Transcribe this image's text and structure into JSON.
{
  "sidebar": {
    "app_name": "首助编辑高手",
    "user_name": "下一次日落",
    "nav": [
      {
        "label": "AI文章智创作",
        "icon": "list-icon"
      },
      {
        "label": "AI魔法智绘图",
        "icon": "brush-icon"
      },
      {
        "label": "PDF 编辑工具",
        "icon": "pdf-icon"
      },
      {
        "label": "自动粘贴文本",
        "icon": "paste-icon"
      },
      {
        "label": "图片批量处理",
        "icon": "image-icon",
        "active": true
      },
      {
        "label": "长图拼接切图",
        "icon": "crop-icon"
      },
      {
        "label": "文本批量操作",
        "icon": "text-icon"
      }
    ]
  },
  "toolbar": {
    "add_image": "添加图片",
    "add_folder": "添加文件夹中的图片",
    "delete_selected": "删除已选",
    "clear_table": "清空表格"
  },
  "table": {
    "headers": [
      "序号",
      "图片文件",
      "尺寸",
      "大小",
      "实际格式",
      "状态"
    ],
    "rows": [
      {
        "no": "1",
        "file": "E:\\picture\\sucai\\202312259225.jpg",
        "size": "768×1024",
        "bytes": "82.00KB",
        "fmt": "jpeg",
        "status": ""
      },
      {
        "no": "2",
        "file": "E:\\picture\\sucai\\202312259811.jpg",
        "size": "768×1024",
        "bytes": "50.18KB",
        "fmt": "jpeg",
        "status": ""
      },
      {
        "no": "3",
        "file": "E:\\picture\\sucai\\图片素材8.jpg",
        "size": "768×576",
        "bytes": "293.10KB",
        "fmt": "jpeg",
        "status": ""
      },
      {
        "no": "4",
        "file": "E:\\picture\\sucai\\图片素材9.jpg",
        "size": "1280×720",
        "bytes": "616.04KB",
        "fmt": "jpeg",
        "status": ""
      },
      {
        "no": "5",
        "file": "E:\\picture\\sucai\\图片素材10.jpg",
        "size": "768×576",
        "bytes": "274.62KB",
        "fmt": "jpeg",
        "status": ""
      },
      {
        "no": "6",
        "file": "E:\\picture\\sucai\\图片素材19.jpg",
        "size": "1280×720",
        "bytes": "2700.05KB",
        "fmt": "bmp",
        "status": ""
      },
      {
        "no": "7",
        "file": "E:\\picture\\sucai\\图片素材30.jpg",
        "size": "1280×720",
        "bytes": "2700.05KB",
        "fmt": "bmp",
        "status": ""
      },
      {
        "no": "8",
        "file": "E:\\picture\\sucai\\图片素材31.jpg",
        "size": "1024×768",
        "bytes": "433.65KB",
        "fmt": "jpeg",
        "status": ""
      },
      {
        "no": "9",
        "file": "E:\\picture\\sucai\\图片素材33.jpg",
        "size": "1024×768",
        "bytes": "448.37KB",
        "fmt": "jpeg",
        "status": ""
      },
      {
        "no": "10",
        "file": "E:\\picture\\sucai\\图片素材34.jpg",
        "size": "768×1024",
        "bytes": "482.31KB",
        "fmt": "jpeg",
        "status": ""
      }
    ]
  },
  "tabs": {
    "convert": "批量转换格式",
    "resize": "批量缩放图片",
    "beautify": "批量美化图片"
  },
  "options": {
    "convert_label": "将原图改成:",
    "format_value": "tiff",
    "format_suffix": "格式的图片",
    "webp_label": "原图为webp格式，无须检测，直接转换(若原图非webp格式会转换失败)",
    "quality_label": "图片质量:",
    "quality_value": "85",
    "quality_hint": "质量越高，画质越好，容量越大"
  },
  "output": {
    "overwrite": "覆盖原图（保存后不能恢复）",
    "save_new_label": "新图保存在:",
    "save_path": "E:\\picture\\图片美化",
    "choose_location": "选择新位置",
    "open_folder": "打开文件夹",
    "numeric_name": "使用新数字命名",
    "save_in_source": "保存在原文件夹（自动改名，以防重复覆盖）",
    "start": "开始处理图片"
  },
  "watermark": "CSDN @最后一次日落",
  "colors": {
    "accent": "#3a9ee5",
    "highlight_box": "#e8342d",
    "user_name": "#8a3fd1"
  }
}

****************

Directions:
Copy out each line that contains the word "text".

Written solution:
Transcribe this image's text and structure into JSON.
        "icon": "text-icon"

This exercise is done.